Stored data:
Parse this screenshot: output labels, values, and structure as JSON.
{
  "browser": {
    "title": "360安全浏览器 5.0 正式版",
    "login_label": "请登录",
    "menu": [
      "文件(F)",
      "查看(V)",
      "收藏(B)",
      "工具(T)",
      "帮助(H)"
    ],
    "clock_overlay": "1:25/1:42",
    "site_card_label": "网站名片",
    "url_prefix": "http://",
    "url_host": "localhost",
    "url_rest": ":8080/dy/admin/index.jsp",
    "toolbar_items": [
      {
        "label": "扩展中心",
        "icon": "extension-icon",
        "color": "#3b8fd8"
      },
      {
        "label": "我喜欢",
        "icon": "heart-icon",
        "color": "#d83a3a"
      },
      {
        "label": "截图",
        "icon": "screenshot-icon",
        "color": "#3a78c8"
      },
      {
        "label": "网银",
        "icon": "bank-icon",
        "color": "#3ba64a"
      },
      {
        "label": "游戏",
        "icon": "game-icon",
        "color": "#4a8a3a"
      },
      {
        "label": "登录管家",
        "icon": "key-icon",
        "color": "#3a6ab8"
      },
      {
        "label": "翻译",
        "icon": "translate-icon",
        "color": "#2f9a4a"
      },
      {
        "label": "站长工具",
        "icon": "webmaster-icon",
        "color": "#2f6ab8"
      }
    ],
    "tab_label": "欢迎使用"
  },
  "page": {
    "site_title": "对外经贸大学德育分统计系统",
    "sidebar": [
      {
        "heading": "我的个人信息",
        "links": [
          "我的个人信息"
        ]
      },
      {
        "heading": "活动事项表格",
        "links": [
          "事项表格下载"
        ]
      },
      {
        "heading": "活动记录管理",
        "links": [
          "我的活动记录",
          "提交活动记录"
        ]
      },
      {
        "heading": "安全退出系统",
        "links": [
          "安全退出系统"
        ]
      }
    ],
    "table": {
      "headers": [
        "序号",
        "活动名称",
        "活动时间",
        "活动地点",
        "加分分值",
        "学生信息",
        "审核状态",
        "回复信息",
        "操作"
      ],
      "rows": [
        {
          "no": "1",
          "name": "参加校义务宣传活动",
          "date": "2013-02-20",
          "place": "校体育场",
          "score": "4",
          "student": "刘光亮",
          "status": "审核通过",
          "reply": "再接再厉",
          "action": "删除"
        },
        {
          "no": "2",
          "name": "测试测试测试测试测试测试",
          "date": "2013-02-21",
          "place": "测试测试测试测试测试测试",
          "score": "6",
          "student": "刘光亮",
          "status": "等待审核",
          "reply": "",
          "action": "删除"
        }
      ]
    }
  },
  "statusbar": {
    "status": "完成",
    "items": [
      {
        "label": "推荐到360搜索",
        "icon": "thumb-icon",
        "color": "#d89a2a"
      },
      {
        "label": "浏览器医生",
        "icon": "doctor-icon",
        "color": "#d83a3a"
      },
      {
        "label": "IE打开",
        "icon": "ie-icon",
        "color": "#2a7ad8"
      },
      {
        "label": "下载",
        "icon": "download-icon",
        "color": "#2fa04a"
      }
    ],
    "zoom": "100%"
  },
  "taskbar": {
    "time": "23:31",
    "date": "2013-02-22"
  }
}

* _Stated exercise_
Make an exact copy of the listing, including every line.

* _The response_
Parse this screenshot: output labels, values, and structure as JSON.
{
  "browser": {
    "title": "360安全浏览器 5.0 正式版",
    "login_label": "请登录",
    "menu": [
      "文件(F)",
      "查看(V)",
      "收藏(B)",
      "工具(T)",
      "帮助(H)"
    ],
    "clock_overlay": "1:25/1:42",
    "site_card_label": "网站名片",
    "url_prefix": "http://",
    "url_host": "localhost",
    "url_rest": ":8080/dy/admin/index.jsp",
    "toolbar_items": [
      {
        "label": "扩展中心",
        "icon": "extension-icon",
        "color": "#3b8fd8"
      },
      {
        "label": "我喜欢",
        "icon": "heart-icon",
        "color": "#d83a3a"
      },
      {
        "label": "截图",
        "icon": "screenshot-icon",
        "color": "#3a78c8"
      },
      {
        "label": "网银",
        "icon": "bank-icon",
        "color": "#3ba64a"
      },
      {
        "label": "游戏",
        "icon": "game-icon",
        "color": "#4a8a3a"
      },
      {
        "label": "登录管家",
        "icon": "key-icon",
        "color": "#3a6ab8"
      },
      {
        "label": "翻译",
        "icon": "translate-icon",
        "color": "#2f9a4a"
      },
      {
        "label": "站长工具",
        "icon": "webmaster-icon",
        "color": "#2f6ab8"
      }
    ],
    "tab_label": "欢迎使用"
  },
  "page": {
    "site_title": "对外经贸大学德育分统计系统",
    "sidebar": [
      {
        "heading": "我的个人信息",
        "links": [
          "我的个人信息"
        ]
      },
      {
        "heading": "活动事项表格",
        "links": [
          "事项表格下载"
        ]
      },
      {
        "heading": "活动记录管理",
        "links": [
          "我的活动记录",
          "提交活动记录"
        ]
      },
      {
        "heading": "安全退出系统",
        "links": [
          "安全退出系统"
        ]
      }
    ],
    "table": {
      "headers": [
        "序号",
        "活动名称",
        "活动时间",
        "活动地点",
        "加分分值",
        "学生信息",
        "审核状态",
        "回复信息",
        "操作"
      ],
      "rows": [
        {
          "no": "1",
          "name": "参加校义务宣传活动",
          "date": "2013-02-20",
          "place": "校体育场",
          "score": "4",
          "student": "刘光亮",
          "status": "审核通过",
          "reply": "再接再厉",
          "action": "删除"
        },
        {
          "no": "2",
          "name": "测试测试测试测试测试测试",
          "date": "2013-02-21",
          "place": "测试测试测试测试测试测试",
          "score": "6",
          "student": "刘光亮",
          "status": "等待审核",
          "reply": "",
          "action": "删除"
        }
      ]
    }
  },
  "statusbar": {
    "status": "完成",
    "items": [
      {
        "label": "推荐到360搜索",
        "icon": "thumb-icon",
        "color": "#d89a2a"
      },
      {
        "label": "浏览器医生",
        "icon": "doctor-icon",
        "color": "#d83a3a"
      },
      {
        "label": "IE打开",
        "icon": "ie-icon",
        "color": "#2a7ad8"
      },
      {
        "label": "下载",
        "icon": "download-icon",
        "color": "#2fa04a"
      }
    ],
    "zoom": "100%"
  },
  "taskbar": {
    "time": "23:31",
    "date": "2013-02-22"
  }
}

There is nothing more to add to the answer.